╔══

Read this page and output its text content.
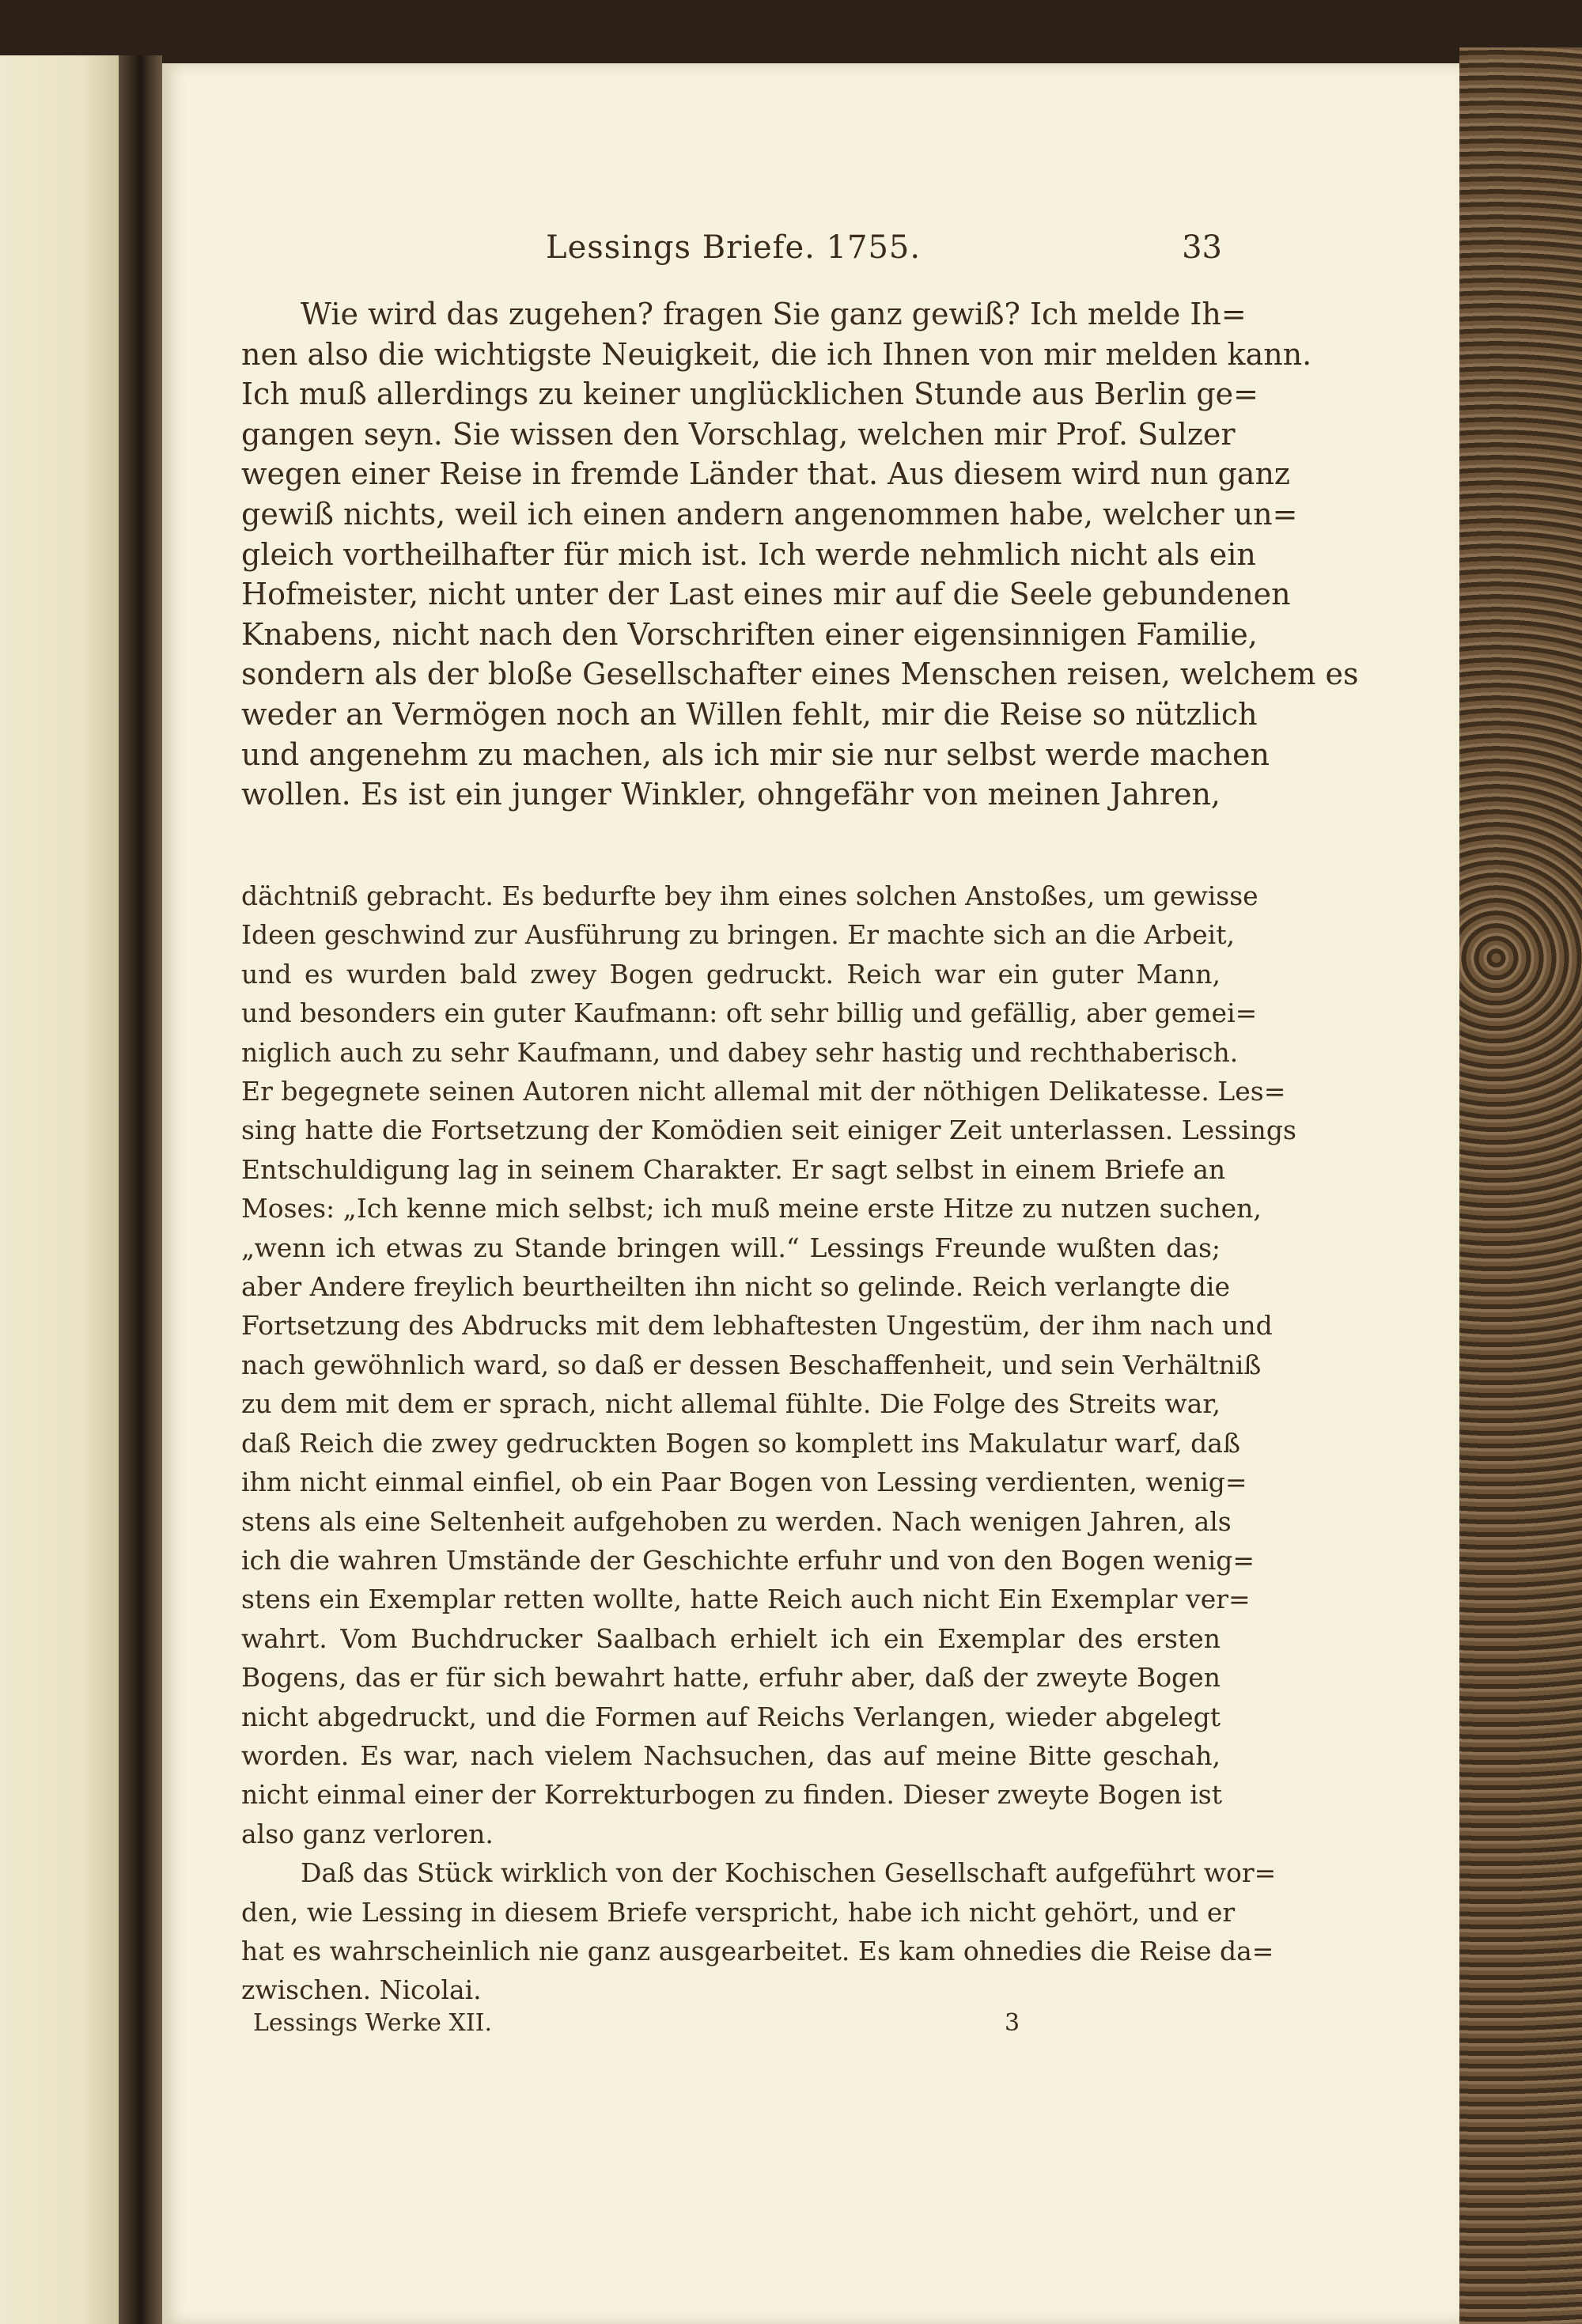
Lessings Briefe. 1755.	33
Wie wird das zugehen? fragen Sie ganz gewiß? Ich melde Ih=
nen also die wichtigste Neuigkeit, die ich Ihnen von mir melden kann.
Ich muß allerdings zu keiner unglücklichen Stunde aus Berlin ge=
gangen seyn. Sie wissen den Vorschlag, welchen mir Prof. Sulzer
wegen einer Reise in fremde Länder that. Aus diesem wird nun ganz
gewiß nichts, weil ich einen andern angenommen habe, welcher un=
gleich vortheilhafter für mich ist. Ich werde nehmlich nicht als ein
Hofmeister, nicht unter der Last eines mir auf die Seele gebundenen
Knabens, nicht nach den Vorschriften einer eigensinnigen Familie,
sondern als der bloße Gesellschafter eines Menschen reisen, welchem es
weder an Vermögen noch an Willen fehlt, mir die Reise so nützlich
und angenehm zu machen, als ich mir sie nur selbst werde machen
wollen. Es ist ein junger Winkler, ohngefähr von meinen Jahren,
dächtniß gebracht. Es bedurfte bey ihm eines solchen Anstoßes, um gewisse
Ideen geschwind zur Ausführung zu bringen. Er machte sich an die Arbeit,
und es wurden bald zwey Bogen gedruckt. Reich war ein guter Mann,
und besonders ein guter Kaufmann: oft sehr billig und gefällig, aber gemei=
niglich auch zu sehr Kaufmann, und dabey sehr hastig und rechthaberisch.
Er begegnete seinen Autoren nicht allemal mit der nöthigen Delikatesse. Les=
sing hatte die Fortsetzung der Komödien seit einiger Zeit unterlassen. Lessings
Entschuldigung lag in seinem Charakter. Er sagt selbst in einem Briefe an
Moses: „Ich kenne mich selbst; ich muß meine erste Hitze zu nutzen suchen,
„wenn ich etwas zu Stande bringen will.“ Lessings Freunde wußten das;
aber Andere freylich beurtheilten ihn nicht so gelinde. Reich verlangte die
Fortsetzung des Abdrucks mit dem lebhaftesten Ungestüm, der ihm nach und
nach gewöhnlich ward, so daß er dessen Beschaffenheit, und sein Verhältniß
zu dem mit dem er sprach, nicht allemal fühlte. Die Folge des Streits war,
daß Reich die zwey gedruckten Bogen so komplett ins Makulatur warf, daß
ihm nicht einmal einfiel, ob ein Paar Bogen von Lessing verdienten, wenig=
stens als eine Seltenheit aufgehoben zu werden. Nach wenigen Jahren, als
ich die wahren Umstände der Geschichte erfuhr und von den Bogen wenig=
stens ein Exemplar retten wollte, hatte Reich auch nicht Ein Exemplar ver=
wahrt. Vom Buchdrucker Saalbach erhielt ich ein Exemplar des ersten
Bogens, das er für sich bewahrt hatte, erfuhr aber, daß der zweyte Bogen
nicht abgedruckt, und die Formen auf Reichs Verlangen, wieder abgelegt
worden. Es war, nach vielem Nachsuchen, das auf meine Bitte geschah,
nicht einmal einer der Korrekturbogen zu finden. Dieser zweyte Bogen ist
also ganz verloren.
Daß das Stück wirklich von der Kochischen Gesellschaft aufgeführt wor=
den, wie Lessing in diesem Briefe verspricht, habe ich nicht gehört, und er
hat es wahrscheinlich nie ganz ausgearbeitet. Es kam ohnedies die Reise da=
zwischen. Nicolai.
Lessings Werke XII.	3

╚══

§ **WHAT THE TASK REQUIRES**: Take every line from the listing above that includes the word "allemal" and copy it.

§ **EXERCISE SOLUTION**:
Er begegnete seinen Autoren nicht allemal mit der nöthigen Delikatesse. Les=
zu dem mit dem er sprach, nicht allemal fühlte. Die Folge des Streits war,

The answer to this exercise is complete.